Work to do: Scan the data for lines with "that" and report the count by itself.
# Data to use start
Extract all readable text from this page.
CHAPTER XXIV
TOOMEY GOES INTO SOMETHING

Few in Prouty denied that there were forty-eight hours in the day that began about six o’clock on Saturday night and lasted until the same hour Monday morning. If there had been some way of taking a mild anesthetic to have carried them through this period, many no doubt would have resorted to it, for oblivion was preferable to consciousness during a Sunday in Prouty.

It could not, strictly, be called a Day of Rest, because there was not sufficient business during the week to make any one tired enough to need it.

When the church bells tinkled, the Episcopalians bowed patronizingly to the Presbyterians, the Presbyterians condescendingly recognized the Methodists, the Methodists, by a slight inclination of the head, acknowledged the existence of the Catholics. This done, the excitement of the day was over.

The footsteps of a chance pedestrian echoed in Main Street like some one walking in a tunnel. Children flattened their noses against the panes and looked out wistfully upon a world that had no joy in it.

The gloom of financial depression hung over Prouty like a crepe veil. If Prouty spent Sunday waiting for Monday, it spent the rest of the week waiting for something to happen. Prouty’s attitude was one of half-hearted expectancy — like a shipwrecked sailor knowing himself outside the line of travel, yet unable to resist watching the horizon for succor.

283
# Data to use end
Output of the task: 2